▶ _The task_:
All of the material below is to be returned exactly.

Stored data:
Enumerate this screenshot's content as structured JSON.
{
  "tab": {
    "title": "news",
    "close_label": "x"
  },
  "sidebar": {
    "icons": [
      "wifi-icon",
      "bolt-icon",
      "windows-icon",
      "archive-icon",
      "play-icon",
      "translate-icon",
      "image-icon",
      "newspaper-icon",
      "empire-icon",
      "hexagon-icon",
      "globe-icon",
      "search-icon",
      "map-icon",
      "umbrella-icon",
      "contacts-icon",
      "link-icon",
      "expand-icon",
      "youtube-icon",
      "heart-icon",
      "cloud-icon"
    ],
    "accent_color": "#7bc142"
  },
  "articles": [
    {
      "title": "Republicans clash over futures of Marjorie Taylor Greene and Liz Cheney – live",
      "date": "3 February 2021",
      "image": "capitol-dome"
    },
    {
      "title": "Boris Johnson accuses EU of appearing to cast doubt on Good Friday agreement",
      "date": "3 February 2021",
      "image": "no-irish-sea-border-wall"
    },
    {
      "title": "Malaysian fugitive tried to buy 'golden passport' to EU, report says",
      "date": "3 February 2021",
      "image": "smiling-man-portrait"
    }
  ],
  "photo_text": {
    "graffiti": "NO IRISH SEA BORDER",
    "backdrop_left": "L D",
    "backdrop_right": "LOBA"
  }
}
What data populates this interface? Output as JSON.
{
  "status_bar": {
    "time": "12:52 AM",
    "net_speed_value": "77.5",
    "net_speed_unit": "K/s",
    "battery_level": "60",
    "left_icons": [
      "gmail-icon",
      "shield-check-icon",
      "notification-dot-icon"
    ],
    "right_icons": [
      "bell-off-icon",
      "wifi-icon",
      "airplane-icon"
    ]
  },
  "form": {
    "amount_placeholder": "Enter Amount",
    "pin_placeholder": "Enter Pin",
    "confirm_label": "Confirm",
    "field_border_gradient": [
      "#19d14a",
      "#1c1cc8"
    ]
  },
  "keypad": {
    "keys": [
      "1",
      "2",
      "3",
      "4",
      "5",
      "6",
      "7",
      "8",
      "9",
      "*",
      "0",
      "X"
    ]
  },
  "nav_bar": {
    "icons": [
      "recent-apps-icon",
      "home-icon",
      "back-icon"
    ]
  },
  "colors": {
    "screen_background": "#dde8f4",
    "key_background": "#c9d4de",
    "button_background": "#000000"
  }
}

▶ _Right answer_:
Enumerate this screenshot's content as structured JSON.
{
  "tab": {
    "title": "news",
    "close_label": "x"
  },
  "sidebar": {
    "icons": [
      "wifi-icon",
      "bolt-icon",
      "windows-icon",
      "archive-icon",
      "play-icon",
      "translate-icon",
      "image-icon",
      "newspaper-icon",
      "empire-icon",
      "hexagon-icon",
      "globe-icon",
      "search-icon",
      "map-icon",
      "umbrella-icon",
      "contacts-icon",
      "link-icon",
      "expand-icon",
      "youtube-icon",
      "heart-icon",
      "cloud-icon"
    ],
    "accent_color": "#7bc142"
  },
  "articles": [
    {
      "title": "Republicans clash over futures of Marjorie Taylor Greene and Liz Cheney – live",
      "date": "3 February 2021",
      "image": "capitol-dome"
    },
    {
      "title": "Boris Johnson accuses EU of appearing to cast doubt on Good Friday agreement",
      "date": "3 February 2021",
      "image": "no-irish-sea-border-wall"
    },
    {
      "title": "Malaysian fugitive tried to buy 'golden passport' to EU, report says",
      "date": "3 February 2021",
      "image": "smiling-man-portrait"
    }
  ],
  "photo_text": {
    "graffiti": "NO IRISH SEA BORDER",
    "backdrop_left": "L D",
    "backdrop_right": "LOBA"
  }
}
What data populates this interface? Output as JSON.
{
  "status_bar": {
    "time": "12:52 AM",
    "net_speed_value": "77.5",
    "net_speed_unit": "K/s",
    "battery_level": "60",
    "left_icons": [
      "gmail-icon",
      "shield-check-icon",
      "notification-dot-icon"
    ],
    "right_icons": [
      "bell-off-icon",
      "wifi-icon",
      "airplane-icon"
    ]
  },
  "form": {
    "amount_placeholder": "Enter Amount",
    "pin_placeholder": "Enter Pin",
    "confirm_label": "Confirm",
    "field_border_gradient": [
      "#19d14a",
      "#1c1cc8"
    ]
  },
  "keypad": {
    "keys": [
      "1",
      "2",
      "3",
      "4",
      "5",
      "6",
      "7",
      "8",
      "9",
      "*",
      "0",
      "X"
    ]
  },
  "nav_bar": {
    "icons": [
      "recent-apps-icon",
      "home-icon",
      "back-icon"
    ]
  },
  "colors": {
    "screen_background": "#dde8f4",
    "key_background": "#c9d4de",
    "button_background": "#000000"
  }
}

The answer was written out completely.